- [Labeled box records]:
----
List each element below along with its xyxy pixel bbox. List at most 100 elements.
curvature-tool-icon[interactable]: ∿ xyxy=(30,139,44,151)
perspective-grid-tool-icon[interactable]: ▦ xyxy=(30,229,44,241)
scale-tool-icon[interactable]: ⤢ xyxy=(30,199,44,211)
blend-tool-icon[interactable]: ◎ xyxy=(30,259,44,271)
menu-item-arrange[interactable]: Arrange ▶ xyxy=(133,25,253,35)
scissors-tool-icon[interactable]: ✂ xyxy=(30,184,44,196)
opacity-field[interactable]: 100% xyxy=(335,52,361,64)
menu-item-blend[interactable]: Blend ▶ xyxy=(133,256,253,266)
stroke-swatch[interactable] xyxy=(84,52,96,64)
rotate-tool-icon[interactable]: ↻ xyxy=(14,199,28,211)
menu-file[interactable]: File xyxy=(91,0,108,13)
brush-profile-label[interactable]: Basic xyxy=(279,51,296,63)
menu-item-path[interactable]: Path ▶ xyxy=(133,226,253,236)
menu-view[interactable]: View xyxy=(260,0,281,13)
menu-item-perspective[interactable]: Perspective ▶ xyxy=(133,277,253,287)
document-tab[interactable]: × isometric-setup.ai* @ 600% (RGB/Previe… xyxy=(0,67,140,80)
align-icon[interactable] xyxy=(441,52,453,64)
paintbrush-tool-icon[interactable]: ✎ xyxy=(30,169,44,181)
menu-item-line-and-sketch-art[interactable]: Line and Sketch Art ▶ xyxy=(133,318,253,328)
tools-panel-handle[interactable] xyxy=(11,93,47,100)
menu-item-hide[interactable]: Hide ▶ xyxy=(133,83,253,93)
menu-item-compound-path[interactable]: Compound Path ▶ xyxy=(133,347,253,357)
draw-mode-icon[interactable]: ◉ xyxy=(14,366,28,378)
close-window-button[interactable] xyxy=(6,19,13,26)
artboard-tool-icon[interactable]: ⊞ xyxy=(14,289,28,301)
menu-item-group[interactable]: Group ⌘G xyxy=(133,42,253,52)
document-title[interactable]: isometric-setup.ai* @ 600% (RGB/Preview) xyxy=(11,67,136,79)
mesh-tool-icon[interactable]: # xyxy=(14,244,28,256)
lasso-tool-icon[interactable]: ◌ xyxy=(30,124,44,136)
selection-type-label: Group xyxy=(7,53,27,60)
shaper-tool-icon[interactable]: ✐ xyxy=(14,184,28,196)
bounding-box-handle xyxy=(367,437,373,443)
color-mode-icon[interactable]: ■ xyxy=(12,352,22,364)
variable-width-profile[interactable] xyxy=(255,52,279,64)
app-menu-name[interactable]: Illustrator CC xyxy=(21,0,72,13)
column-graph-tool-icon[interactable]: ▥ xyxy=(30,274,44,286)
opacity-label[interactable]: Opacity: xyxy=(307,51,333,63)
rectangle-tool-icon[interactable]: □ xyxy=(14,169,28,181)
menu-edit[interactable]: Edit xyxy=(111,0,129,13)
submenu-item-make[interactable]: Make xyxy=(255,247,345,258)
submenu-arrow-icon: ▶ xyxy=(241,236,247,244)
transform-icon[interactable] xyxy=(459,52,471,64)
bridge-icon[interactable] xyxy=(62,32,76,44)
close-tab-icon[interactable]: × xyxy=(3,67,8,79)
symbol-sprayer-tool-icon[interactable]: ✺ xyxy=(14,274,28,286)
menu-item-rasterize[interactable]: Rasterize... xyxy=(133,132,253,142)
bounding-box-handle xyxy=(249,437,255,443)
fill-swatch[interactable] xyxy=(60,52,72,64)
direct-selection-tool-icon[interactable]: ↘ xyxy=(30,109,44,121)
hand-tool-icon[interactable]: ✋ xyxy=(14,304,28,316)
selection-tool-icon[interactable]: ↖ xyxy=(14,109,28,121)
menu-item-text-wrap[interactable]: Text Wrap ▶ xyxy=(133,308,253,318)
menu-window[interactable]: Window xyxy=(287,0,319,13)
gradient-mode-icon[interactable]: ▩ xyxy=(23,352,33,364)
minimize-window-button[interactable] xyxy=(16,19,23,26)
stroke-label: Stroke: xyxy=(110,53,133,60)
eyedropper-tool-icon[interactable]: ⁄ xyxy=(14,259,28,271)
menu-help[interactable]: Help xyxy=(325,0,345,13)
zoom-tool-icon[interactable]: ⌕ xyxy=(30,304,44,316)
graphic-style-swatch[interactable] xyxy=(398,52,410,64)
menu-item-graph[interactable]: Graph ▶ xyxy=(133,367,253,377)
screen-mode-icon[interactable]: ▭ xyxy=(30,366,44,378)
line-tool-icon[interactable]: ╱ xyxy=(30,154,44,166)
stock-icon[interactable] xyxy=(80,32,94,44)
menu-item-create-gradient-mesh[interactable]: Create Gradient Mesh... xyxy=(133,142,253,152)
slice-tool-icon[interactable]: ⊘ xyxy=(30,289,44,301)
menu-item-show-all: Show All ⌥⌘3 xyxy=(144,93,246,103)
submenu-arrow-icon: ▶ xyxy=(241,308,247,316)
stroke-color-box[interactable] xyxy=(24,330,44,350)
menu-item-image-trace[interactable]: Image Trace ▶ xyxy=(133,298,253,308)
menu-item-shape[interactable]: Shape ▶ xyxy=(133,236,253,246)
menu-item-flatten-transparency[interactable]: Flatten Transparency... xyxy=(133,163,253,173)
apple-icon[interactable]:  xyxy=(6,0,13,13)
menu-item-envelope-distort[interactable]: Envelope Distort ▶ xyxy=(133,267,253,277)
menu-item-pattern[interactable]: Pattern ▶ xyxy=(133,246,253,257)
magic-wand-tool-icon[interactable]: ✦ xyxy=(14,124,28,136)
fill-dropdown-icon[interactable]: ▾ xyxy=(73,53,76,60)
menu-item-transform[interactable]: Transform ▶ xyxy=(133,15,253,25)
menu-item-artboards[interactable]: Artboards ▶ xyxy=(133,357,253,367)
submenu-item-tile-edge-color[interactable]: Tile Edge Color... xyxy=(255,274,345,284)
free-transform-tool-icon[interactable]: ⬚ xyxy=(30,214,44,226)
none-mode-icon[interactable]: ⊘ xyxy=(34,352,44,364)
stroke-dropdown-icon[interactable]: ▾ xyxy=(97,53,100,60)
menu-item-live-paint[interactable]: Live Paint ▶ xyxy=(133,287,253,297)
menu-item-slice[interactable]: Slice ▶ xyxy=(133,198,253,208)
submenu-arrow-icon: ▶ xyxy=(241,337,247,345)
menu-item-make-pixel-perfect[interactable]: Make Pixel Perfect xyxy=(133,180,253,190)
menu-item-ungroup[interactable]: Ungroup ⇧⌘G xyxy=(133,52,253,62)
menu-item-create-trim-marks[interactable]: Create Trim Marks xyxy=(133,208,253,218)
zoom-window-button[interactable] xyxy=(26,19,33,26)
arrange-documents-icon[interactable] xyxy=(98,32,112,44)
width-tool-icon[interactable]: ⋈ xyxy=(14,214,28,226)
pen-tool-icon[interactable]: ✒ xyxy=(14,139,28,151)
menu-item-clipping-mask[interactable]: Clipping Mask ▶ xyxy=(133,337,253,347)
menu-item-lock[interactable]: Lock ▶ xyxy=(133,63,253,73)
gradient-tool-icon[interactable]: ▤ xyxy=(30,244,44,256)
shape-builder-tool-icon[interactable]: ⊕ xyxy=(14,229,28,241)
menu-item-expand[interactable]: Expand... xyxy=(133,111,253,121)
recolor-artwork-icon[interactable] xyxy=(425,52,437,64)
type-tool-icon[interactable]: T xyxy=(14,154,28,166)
----
- [Exercise requirements]: Substitute "clickable" for "interactable" in everything from the first line down to the line containing "menu-item-arrange[interactable]: Arrange ▶", and write out those lines with nothing else changed.

- [Solution to this problem]:
List each element below along with its xyxy pixel bbox. List at most 100 elements.
curvature-tool-icon[clickable]: ∿ xyxy=(30,139,44,151)
perspective-grid-tool-icon[clickable]: ▦ xyxy=(30,229,44,241)
scale-tool-icon[clickable]: ⤢ xyxy=(30,199,44,211)
blend-tool-icon[clickable]: ◎ xyxy=(30,259,44,271)
menu-item-arrange[clickable]: Arrange ▶ xyxy=(133,25,253,35)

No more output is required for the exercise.